> [What you should do]: Output the line containing "Serialize everything readable" and all subsequent lines of the listing below, copied exactly, with no other lines.
════════
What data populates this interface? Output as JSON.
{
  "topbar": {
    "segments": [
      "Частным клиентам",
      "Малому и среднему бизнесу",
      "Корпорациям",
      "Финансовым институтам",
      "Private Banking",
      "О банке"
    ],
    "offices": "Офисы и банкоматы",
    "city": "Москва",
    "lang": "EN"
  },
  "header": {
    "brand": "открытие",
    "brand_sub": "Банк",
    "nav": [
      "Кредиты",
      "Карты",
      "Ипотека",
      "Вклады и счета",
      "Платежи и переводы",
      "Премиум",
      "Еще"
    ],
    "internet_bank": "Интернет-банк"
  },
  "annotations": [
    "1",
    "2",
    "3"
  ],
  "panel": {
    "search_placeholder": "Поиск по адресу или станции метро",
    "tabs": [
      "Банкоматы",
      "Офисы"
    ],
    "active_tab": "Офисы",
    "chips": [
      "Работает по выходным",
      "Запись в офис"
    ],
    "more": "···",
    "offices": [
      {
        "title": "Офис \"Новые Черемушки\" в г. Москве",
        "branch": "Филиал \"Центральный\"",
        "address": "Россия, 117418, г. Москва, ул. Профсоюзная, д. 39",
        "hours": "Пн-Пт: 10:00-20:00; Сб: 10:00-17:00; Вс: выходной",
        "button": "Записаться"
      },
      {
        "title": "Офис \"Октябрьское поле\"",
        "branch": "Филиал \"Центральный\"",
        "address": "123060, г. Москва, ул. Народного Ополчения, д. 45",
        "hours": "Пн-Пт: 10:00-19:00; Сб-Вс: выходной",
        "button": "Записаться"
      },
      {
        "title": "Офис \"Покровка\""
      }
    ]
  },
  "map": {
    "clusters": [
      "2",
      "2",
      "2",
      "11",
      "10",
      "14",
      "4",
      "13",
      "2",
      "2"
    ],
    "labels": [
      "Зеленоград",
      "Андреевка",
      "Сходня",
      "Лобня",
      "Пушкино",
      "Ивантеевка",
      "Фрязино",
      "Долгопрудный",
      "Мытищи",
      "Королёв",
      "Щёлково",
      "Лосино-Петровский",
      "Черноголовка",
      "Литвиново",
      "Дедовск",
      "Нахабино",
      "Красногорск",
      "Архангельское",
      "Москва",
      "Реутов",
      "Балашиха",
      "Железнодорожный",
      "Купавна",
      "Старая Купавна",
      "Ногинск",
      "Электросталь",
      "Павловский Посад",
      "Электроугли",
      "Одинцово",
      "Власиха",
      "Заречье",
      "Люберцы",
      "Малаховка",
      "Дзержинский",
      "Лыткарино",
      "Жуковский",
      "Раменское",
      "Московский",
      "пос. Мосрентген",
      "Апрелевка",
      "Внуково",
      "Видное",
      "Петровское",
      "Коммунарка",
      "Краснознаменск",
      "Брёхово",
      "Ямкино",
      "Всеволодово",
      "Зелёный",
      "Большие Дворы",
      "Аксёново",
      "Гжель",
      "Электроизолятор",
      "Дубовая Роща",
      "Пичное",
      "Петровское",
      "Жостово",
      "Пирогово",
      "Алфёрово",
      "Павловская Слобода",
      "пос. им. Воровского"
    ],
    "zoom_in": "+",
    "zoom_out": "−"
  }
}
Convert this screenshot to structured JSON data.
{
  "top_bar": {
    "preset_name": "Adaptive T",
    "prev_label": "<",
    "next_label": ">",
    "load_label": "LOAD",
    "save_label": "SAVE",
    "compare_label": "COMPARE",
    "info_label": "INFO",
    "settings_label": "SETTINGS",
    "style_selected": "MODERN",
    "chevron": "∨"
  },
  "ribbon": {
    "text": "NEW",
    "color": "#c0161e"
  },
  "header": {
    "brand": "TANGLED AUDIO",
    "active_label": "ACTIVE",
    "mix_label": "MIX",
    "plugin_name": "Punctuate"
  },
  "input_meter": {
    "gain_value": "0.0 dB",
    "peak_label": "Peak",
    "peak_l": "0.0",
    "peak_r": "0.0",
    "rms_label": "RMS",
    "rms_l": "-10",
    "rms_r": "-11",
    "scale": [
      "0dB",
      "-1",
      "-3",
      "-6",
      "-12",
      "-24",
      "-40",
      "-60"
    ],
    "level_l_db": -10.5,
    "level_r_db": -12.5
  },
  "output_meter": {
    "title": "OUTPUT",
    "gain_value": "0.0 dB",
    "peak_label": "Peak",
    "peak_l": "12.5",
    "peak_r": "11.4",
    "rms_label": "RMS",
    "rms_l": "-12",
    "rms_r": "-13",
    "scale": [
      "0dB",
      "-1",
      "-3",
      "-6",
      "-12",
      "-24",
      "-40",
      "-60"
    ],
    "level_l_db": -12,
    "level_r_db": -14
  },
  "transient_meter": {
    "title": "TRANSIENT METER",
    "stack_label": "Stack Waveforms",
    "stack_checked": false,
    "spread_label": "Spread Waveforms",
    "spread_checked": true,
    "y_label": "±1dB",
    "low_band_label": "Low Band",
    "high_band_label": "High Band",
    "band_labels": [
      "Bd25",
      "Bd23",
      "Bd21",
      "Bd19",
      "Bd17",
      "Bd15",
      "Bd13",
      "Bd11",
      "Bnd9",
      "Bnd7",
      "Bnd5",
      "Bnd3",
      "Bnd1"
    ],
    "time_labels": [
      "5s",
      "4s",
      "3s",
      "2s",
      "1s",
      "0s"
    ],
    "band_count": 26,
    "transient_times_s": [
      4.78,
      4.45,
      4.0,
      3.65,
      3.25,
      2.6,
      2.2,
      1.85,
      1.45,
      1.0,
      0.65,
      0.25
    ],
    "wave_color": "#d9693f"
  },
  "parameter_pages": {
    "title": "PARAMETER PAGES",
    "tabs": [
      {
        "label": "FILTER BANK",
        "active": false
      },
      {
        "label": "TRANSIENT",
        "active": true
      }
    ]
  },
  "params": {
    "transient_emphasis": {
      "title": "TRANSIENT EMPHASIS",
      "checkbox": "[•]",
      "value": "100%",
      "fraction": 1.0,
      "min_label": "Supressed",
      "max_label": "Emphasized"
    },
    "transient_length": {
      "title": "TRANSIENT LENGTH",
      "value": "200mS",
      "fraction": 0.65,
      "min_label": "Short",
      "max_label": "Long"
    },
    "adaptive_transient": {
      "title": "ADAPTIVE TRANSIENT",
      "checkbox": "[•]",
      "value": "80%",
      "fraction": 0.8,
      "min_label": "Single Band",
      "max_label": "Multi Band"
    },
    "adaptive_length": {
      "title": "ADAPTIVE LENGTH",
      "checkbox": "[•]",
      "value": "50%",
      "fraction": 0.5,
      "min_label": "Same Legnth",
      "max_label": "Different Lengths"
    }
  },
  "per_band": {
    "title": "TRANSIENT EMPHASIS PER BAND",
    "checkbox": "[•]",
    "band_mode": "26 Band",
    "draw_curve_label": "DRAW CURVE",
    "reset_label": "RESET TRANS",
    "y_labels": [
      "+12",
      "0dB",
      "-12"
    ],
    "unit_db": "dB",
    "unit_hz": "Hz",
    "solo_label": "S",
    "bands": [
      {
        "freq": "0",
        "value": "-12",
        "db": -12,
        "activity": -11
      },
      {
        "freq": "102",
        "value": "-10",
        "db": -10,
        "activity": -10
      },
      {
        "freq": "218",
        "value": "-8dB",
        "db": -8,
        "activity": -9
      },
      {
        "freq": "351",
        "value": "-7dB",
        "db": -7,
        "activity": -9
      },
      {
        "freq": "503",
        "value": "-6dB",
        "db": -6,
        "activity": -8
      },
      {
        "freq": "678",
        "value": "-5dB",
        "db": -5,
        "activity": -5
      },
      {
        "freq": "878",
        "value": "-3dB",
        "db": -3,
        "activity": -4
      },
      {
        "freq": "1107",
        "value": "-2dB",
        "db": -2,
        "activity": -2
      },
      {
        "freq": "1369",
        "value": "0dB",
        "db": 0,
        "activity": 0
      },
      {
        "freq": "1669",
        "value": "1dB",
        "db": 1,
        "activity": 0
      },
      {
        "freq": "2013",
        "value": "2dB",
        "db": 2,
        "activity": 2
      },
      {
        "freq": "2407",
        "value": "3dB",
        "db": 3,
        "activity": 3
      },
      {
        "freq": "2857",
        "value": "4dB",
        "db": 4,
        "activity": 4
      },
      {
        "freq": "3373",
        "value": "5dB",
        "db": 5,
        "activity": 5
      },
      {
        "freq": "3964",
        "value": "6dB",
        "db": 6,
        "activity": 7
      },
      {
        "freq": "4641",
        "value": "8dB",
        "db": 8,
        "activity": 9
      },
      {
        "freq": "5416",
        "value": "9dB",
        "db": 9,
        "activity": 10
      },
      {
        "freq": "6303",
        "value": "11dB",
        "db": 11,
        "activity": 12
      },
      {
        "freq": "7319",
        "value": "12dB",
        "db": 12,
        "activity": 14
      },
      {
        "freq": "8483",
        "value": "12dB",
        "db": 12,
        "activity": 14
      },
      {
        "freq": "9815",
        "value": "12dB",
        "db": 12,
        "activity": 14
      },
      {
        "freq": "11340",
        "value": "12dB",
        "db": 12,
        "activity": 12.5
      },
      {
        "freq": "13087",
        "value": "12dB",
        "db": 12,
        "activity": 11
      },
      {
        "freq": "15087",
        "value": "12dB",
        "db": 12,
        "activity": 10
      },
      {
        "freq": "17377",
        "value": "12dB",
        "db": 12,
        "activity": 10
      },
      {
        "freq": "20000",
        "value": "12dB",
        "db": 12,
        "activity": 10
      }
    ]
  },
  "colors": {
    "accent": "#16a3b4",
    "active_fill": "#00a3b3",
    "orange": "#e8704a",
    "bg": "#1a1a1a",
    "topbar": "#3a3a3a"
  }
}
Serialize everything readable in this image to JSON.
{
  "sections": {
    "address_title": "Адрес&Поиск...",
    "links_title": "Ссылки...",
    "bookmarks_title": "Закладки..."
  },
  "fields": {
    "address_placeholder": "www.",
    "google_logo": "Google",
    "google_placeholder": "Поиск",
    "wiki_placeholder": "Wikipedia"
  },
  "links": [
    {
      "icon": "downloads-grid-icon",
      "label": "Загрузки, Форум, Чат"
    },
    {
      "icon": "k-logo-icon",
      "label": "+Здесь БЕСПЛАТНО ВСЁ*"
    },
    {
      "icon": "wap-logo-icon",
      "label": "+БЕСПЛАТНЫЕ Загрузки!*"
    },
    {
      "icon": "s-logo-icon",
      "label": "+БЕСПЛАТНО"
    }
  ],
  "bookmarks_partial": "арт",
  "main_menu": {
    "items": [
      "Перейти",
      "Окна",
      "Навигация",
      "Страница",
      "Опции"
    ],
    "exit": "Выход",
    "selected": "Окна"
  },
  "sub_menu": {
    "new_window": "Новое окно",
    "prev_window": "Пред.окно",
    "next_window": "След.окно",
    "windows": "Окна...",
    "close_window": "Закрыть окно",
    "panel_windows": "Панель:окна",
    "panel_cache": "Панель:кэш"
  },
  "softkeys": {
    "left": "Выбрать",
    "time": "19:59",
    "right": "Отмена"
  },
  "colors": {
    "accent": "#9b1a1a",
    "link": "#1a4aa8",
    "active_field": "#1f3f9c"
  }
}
════════
> [Correct result]:
Serialize everything readable in this image to JSON.
{
  "sections": {
    "address_title": "Адрес&Поиск...",
    "links_title": "Ссылки...",
    "bookmarks_title": "Закладки..."
  },
  "fields": {
    "address_placeholder": "www.",
    "google_logo": "Google",
    "google_placeholder": "Поиск",
    "wiki_placeholder": "Wikipedia"
  },
  "links": [
    {
      "icon": "downloads-grid-icon",
      "label": "Загрузки, Форум, Чат"
    },
    {
      "icon": "k-logo-icon",
      "label": "+Здесь БЕСПЛАТНО ВСЁ*"
    },
    {
      "icon": "wap-logo-icon",
      "label": "+БЕСПЛАТНЫЕ Загрузки!*"
    },
    {
      "icon": "s-logo-icon",
      "label": "+БЕСПЛАТНО"
    }
  ],
  "bookmarks_partial": "арт",
  "main_menu": {
    "items": [
      "Перейти",
      "Окна",
      "Навигация",
      "Страница",
      "Опции"
    ],
    "exit": "Выход",
    "selected": "Окна"
  },
  "sub_menu": {
    "new_window": "Новое окно",
    "prev_window": "Пред.окно",
    "next_window": "След.окно",
    "windows": "Окна...",
    "close_window": "Закрыть окно",
    "panel_windows": "Панель:окна",
    "panel_cache": "Панель:кэш"
  },
  "softkeys": {
    "left": "Выбрать",
    "time": "19:59",
    "right": "Отмена"
  },
  "colors": {
    "accent": "#9b1a1a",
    "link": "#1a4aa8",
    "active_field": "#1f3f9c"
  }
}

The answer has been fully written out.